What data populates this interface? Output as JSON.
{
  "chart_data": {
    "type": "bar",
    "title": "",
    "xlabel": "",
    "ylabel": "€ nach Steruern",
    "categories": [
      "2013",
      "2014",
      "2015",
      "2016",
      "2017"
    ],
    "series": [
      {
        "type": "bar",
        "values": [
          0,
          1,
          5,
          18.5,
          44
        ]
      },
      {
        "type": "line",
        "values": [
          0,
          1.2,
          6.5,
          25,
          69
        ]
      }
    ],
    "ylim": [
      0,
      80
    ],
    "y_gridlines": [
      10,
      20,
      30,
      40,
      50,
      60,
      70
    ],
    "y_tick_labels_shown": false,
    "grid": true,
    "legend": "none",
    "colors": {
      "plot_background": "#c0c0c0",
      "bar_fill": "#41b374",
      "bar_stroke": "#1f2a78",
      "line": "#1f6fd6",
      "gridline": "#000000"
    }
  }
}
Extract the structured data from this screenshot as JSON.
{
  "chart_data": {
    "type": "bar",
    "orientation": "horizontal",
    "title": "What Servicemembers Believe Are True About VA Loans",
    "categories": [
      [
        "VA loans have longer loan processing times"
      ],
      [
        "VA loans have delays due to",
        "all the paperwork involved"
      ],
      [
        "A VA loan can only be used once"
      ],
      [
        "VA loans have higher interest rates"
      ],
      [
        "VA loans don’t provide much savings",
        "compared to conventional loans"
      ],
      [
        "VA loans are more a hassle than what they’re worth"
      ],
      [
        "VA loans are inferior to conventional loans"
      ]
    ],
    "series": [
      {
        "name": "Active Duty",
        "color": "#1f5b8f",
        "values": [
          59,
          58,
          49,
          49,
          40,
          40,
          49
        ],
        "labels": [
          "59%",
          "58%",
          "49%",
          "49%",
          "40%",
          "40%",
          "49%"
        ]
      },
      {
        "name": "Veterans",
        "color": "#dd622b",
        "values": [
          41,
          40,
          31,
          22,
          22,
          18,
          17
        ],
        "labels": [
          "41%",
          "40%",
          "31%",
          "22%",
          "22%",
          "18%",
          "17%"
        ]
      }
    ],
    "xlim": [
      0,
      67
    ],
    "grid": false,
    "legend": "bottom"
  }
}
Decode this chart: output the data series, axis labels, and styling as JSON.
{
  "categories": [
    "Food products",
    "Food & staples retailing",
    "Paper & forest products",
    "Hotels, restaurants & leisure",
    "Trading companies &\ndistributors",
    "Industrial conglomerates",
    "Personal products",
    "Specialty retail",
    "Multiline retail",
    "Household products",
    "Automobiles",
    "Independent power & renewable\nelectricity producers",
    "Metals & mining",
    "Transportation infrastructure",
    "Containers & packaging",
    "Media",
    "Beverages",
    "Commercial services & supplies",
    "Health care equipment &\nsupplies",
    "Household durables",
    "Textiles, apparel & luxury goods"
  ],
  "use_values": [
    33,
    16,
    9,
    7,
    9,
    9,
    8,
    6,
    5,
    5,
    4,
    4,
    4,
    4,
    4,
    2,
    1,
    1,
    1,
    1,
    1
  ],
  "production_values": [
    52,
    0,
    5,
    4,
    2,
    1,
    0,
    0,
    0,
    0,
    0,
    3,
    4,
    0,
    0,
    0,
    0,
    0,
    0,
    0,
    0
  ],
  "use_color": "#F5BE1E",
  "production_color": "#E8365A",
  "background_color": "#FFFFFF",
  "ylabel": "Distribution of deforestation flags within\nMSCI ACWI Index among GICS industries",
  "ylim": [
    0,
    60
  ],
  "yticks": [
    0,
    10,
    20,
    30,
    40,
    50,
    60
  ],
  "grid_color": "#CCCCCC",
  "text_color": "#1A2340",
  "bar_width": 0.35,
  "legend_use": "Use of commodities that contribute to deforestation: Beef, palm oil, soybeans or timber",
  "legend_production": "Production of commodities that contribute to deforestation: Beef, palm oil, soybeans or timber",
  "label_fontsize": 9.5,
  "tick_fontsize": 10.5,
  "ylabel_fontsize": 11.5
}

..........

§ **What the exercise asks**
Copy the data above in full, character for character.

§ **Answer to this exercise**
What data populates this interface? Output as JSON.
{
  "chart_data": {
    "type": "bar",
    "title": "",
    "xlabel": "",
    "ylabel": "€ nach Steruern",
    "categories": [
      "2013",
      "2014",
      "2015",
      "2016",
      "2017"
    ],
    "series": [
      {
        "type": "bar",
        "values": [
          0,
          1,
          5,
          18.5,
          44
        ]
      },
      {
        "type": "line",
        "values": [
          0,
          1.2,
          6.5,
          25,
          69
        ]
      }
    ],
    "ylim": [
      0,
      80
    ],
    "y_gridlines": [
      10,
      20,
      30,
      40,
      50,
      60,
      70
    ],
    "y_tick_labels_shown": false,
    "grid": true,
    "legend": "none",
    "colors": {
      "plot_background": "#c0c0c0",
      "bar_fill": "#41b374",
      "bar_stroke": "#1f2a78",
      "line": "#1f6fd6",
      "gridline": "#000000"
    }
  }
}
Extract the structured data from this screenshot as JSON.
{
  "chart_data": {
    "type": "bar",
    "orientation": "horizontal",
    "title": "What Servicemembers Believe Are True About VA Loans",
    "categories": [
      [
        "VA loans have longer loan processing times"
      ],
      [
        "VA loans have delays due to",
        "all the paperwork involved"
      ],
      [
        "A VA loan can only be used once"
      ],
      [
        "VA loans have higher interest rates"
      ],
      [
        "VA loans don’t provide much savings",
        "compared to conventional loans"
      ],
      [
        "VA loans are more a hassle than what they’re worth"
      ],
      [
        "VA loans are inferior to conventional loans"
      ]
    ],
    "series": [
      {
        "name": "Active Duty",
        "color": "#1f5b8f",
        "values": [
          59,
          58,
          49,
          49,
          40,
          40,
          49
        ],
        "labels": [
          "59%",
          "58%",
          "49%",
          "49%",
          "40%",
          "40%",
          "49%"
        ]
      },
      {
        "name": "Veterans",
        "color": "#dd622b",
        "values": [
          41,
          40,
          31,
          22,
          22,
          18,
          17
        ],
        "labels": [
          "41%",
          "40%",
          "31%",
          "22%",
          "22%",
          "18%",
          "17%"
        ]
      }
    ],
    "xlim": [
      0,
      67
    ],
    "grid": false,
    "legend": "bottom"
  }
}
Decode this chart: output the data series, axis labels, and styling as JSON.
{
  "categories": [
    "Food products",
    "Food & staples retailing",
    "Paper & forest products",
    "Hotels, restaurants & leisure",
    "Trading companies &\ndistributors",
    "Industrial conglomerates",
    "Personal products",
    "Specialty retail",
    "Multiline retail",
    "Household products",
    "Automobiles",
    "Independent power & renewable\nelectricity producers",
    "Metals & mining",
    "Transportation infrastructure",
    "Containers & packaging",
    "Media",
    "Beverages",
    "Commercial services & supplies",
    "Health care equipment &\nsupplies",
    "Household durables",
    "Textiles, apparel & luxury goods"
  ],
  "use_values": [
    33,
    16,
    9,
    7,
    9,
    9,
    8,
    6,
    5,
    5,
    4,
    4,
    4,
    4,
    4,
    2,
    1,
    1,
    1,
    1,
    1
  ],
  "production_values": [
    52,
    0,
    5,
    4,
    2,
    1,
    0,
    0,
    0,
    0,
    0,
    3,
    4,
    0,
    0,
    0,
    0,
    0,
    0,
    0,
    0
  ],
  "use_color": "#F5BE1E",
  "production_color": "#E8365A",
  "background_color": "#FFFFFF",
  "ylabel": "Distribution of deforestation flags within\nMSCI ACWI Index among GICS industries",
  "ylim": [
    0,
    60
  ],
  "yticks": [
    0,
    10,
    20,
    30,
    40,
    50,
    60
  ],
  "grid_color": "#CCCCCC",
  "text_color": "#1A2340",
  "bar_width": 0.35,
  "legend_use": "Use of commodities that contribute to deforestation: Beef, palm oil, soybeans or timber",
  "legend_production": "Production of commodities that contribute to deforestation: Beef, palm oil, soybeans or timber",
  "label_fontsize": 9.5,
  "tick_fontsize": 10.5,
  "ylabel_fontsize": 11.5
}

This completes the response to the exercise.